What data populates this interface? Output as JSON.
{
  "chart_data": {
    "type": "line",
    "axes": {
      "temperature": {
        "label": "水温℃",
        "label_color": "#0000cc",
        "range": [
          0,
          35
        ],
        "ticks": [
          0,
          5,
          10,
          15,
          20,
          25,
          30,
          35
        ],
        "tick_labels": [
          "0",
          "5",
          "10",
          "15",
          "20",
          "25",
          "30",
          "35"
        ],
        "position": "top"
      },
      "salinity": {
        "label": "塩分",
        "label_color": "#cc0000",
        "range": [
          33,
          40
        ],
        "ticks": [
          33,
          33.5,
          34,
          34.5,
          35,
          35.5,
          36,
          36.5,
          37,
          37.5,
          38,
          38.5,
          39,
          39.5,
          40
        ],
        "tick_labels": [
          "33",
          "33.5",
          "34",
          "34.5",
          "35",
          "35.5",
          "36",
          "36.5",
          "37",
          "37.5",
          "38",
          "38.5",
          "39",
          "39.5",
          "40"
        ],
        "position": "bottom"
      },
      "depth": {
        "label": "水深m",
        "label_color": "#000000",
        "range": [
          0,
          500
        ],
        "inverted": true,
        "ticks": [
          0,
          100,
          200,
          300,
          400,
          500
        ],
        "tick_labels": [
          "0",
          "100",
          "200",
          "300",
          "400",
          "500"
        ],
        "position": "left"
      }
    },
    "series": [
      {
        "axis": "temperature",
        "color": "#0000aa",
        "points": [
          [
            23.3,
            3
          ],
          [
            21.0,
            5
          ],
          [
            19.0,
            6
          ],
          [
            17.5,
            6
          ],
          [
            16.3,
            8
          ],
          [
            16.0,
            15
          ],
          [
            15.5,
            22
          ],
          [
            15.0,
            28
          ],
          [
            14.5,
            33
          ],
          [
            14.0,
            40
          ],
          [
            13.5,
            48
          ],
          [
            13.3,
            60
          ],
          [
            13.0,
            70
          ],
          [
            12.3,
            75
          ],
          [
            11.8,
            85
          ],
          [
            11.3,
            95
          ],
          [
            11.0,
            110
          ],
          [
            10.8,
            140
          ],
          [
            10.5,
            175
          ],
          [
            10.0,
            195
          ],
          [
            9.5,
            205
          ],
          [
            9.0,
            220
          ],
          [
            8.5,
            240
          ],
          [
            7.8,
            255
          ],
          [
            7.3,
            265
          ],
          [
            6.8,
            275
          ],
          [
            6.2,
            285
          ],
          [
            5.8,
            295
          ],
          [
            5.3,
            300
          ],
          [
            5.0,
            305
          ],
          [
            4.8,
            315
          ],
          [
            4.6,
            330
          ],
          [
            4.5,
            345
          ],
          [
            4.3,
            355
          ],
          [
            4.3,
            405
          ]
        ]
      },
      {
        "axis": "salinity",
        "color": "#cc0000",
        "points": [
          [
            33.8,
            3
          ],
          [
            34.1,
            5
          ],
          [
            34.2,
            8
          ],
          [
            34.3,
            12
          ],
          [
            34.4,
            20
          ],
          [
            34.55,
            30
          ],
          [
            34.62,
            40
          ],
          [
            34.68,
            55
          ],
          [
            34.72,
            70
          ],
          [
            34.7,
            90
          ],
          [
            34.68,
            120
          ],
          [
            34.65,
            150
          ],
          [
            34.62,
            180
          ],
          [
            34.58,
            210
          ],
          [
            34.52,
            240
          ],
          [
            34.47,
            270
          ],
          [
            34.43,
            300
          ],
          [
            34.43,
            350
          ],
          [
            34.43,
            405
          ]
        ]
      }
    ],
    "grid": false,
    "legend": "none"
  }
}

__________

• [What you should do] Reproduce the entire listing word for word.

• [Answer to this exercise]
What data populates this interface? Output as JSON.
{
  "chart_data": {
    "type": "line",
    "axes": {
      "temperature": {
        "label": "水温℃",
        "label_color": "#0000cc",
        "range": [
          0,
          35
        ],
        "ticks": [
          0,
          5,
          10,
          15,
          20,
          25,
          30,
          35
        ],
        "tick_labels": [
          "0",
          "5",
          "10",
          "15",
          "20",
          "25",
          "30",
          "35"
        ],
        "position": "top"
      },
      "salinity": {
        "label": "塩分",
        "label_color": "#cc0000",
        "range": [
          33,
          40
        ],
        "ticks": [
          33,
          33.5,
          34,
          34.5,
          35,
          35.5,
          36,
          36.5,
          37,
          37.5,
          38,
          38.5,
          39,
          39.5,
          40
        ],
        "tick_labels": [
          "33",
          "33.5",
          "34",
          "34.5",
          "35",
          "35.5",
          "36",
          "36.5",
          "37",
          "37.5",
          "38",
          "38.5",
          "39",
          "39.5",
          "40"
        ],
        "position": "bottom"
      },
      "depth": {
        "label": "水深m",
        "label_color": "#000000",
        "range": [
          0,
          500
        ],
        "inverted": true,
        "ticks": [
          0,
          100,
          200,
          300,
          400,
          500
        ],
        "tick_labels": [
          "0",
          "100",
          "200",
          "300",
          "400",
          "500"
        ],
        "position": "left"
      }
    },
    "series": [
      {
        "axis": "temperature",
        "color": "#0000aa",
        "points": [
          [
            23.3,
            3
          ],
          [
            21.0,
            5
          ],
          [
            19.0,
            6
          ],
          [
            17.5,
            6
          ],
          [
            16.3,
            8
          ],
          [
            16.0,
            15
          ],
          [
            15.5,
            22
          ],
          [
            15.0,
            28
          ],
          [
            14.5,
            33
          ],
          [
            14.0,
            40
          ],
          [
            13.5,
            48
          ],
          [
            13.3,
            60
          ],
          [
            13.0,
            70
          ],
          [
            12.3,
            75
          ],
          [
            11.8,
            85
          ],
          [
            11.3,
            95
          ],
          [
            11.0,
            110
          ],
          [
            10.8,
            140
          ],
          [
            10.5,
            175
          ],
          [
            10.0,
            195
          ],
          [
            9.5,
            205
          ],
          [
            9.0,
            220
          ],
          [
            8.5,
            240
          ],
          [
            7.8,
            255
          ],
          [
            7.3,
            265
          ],
          [
            6.8,
            275
          ],
          [
            6.2,
            285
          ],
          [
            5.8,
            295
          ],
          [
            5.3,
            300
          ],
          [
            5.0,
            305
          ],
          [
            4.8,
            315
          ],
          [
            4.6,
            330
          ],
          [
            4.5,
            345
          ],
          [
            4.3,
            355
          ],
          [
            4.3,
            405
          ]
        ]
      },
      {
        "axis": "salinity",
        "color": "#cc0000",
        "points": [
          [
            33.8,
            3
          ],
          [
            34.1,
            5
          ],
          [
            34.2,
            8
          ],
          [
            34.3,
            12
          ],
          [
            34.4,
            20
          ],
          [
            34.55,
            30
          ],
          [
            34.62,
            40
          ],
          [
            34.68,
            55
          ],
          [
            34.72,
            70
          ],
          [
            34.7,
            90
          ],
          [
            34.68,
            120
          ],
          [
            34.65,
            150
          ],
          [
            34.62,
            180
          ],
          [
            34.58,
            210
          ],
          [
            34.52,
            240
          ],
          [
            34.47,
            270
          ],
          [
            34.43,
            300
          ],
          [
            34.43,
            350
          ],
          [
            34.43,
            405
          ]
        ]
      }
    ],
    "grid": false,
    "legend": "none"
  }
}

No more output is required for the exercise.